→ THE DATA
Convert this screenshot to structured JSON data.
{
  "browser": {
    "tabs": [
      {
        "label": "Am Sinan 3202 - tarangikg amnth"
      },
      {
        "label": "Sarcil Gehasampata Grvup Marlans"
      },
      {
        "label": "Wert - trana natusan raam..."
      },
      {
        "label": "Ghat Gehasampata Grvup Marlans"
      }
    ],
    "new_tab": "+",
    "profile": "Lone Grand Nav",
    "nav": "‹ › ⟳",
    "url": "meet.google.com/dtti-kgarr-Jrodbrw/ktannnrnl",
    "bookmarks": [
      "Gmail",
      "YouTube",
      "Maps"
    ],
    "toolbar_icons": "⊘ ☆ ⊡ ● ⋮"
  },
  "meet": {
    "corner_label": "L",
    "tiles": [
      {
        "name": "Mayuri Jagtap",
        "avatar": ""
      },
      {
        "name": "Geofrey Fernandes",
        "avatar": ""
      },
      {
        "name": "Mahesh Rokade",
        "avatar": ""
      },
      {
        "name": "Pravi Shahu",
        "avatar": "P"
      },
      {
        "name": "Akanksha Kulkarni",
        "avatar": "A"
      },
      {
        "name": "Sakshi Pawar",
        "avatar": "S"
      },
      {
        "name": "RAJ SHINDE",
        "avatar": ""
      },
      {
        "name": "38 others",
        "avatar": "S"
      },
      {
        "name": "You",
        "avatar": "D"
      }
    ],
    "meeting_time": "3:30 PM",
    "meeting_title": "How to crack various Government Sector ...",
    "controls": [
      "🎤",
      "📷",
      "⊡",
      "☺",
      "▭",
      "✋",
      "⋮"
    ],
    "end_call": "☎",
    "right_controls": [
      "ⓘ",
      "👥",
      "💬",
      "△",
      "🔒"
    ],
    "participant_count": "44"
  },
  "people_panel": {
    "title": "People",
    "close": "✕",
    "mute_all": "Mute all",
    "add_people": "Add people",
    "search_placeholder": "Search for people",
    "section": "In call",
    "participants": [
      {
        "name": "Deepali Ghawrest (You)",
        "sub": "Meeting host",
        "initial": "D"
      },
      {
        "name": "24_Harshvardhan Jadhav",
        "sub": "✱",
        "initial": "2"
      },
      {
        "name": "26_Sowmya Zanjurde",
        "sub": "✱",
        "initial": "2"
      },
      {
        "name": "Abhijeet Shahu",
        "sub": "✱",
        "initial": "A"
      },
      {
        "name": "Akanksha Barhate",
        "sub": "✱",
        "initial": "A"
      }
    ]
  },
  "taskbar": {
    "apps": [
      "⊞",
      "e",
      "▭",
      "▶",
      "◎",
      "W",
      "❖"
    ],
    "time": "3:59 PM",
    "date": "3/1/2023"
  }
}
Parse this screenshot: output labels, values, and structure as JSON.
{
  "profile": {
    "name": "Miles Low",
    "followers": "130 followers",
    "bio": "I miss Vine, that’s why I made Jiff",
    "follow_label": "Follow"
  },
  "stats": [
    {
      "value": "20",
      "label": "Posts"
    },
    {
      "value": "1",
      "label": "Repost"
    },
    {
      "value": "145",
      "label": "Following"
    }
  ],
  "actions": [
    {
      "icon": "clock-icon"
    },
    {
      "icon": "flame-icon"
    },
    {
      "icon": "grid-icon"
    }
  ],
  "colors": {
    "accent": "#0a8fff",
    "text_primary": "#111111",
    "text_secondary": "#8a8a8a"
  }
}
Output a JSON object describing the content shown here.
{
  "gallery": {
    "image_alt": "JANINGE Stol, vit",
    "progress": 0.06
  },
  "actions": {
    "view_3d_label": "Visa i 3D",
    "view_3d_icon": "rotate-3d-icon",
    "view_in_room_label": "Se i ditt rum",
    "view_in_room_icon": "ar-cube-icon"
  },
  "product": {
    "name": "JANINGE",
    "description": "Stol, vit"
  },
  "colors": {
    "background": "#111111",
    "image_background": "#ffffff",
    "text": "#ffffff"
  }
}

→ GOAL
Only a number is wanted: how many lines contain the word "this"?

→ FINISHED ANSWER
2